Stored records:
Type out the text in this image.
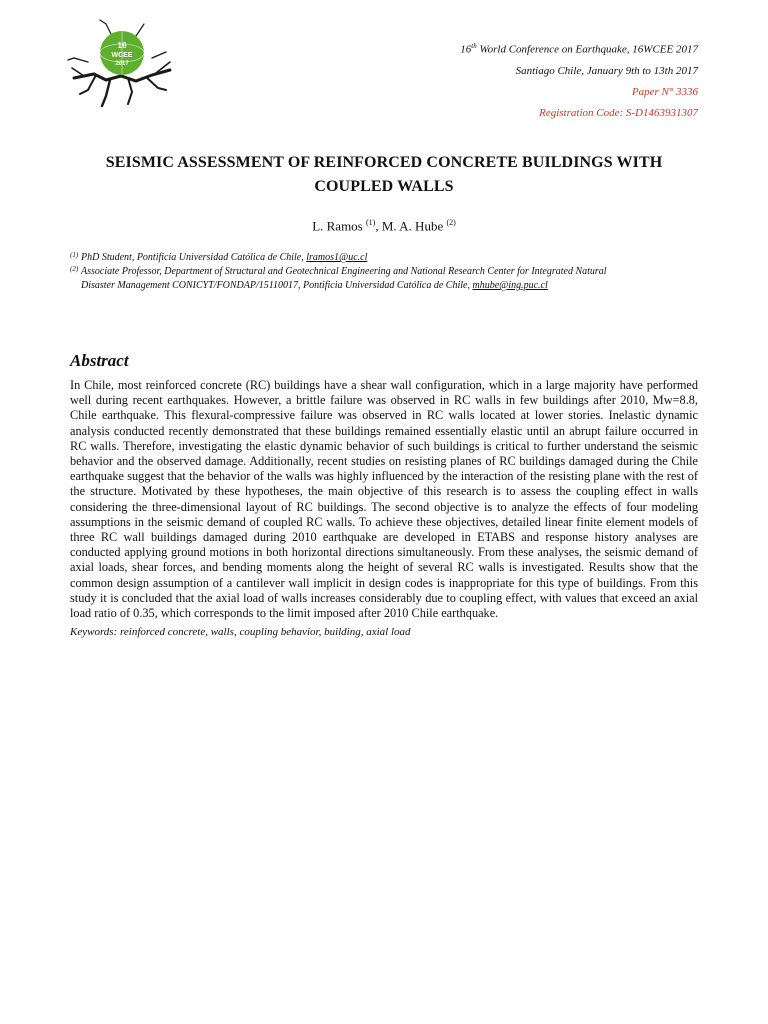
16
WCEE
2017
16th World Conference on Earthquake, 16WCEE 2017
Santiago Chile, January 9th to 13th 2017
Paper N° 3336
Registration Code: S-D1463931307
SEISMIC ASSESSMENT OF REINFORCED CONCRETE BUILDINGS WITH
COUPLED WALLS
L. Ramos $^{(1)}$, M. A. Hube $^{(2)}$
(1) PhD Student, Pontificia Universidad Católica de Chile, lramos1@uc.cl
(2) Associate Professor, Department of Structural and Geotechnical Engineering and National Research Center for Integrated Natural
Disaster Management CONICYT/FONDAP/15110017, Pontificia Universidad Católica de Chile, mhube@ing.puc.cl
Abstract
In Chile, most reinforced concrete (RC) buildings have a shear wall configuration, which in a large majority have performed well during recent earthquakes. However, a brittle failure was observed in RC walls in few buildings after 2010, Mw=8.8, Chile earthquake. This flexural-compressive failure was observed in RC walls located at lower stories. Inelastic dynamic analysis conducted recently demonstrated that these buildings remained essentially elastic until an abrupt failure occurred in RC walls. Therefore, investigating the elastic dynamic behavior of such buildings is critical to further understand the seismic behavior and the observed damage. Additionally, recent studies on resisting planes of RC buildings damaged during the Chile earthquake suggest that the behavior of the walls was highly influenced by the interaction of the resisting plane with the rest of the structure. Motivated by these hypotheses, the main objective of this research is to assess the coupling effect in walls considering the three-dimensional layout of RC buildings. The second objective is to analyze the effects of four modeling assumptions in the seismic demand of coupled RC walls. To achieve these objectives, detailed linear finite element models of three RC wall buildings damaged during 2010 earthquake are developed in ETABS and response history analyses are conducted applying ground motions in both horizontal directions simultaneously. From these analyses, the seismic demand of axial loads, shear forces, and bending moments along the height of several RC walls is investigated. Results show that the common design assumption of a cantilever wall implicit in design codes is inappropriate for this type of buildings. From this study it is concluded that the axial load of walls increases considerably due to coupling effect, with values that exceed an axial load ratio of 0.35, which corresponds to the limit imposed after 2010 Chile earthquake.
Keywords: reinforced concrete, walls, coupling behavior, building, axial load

## Exercise:
Which lines in the data above contain "Católica"? Show each one.

## Worked solution:
(1) PhD Student, Pontificia Universidad Católica de Chile, lramos1@uc.cl
Disaster Management CONICYT/FONDAP/15110017, Pontificia Universidad Católica de Chile, mhube@ing.puc.cl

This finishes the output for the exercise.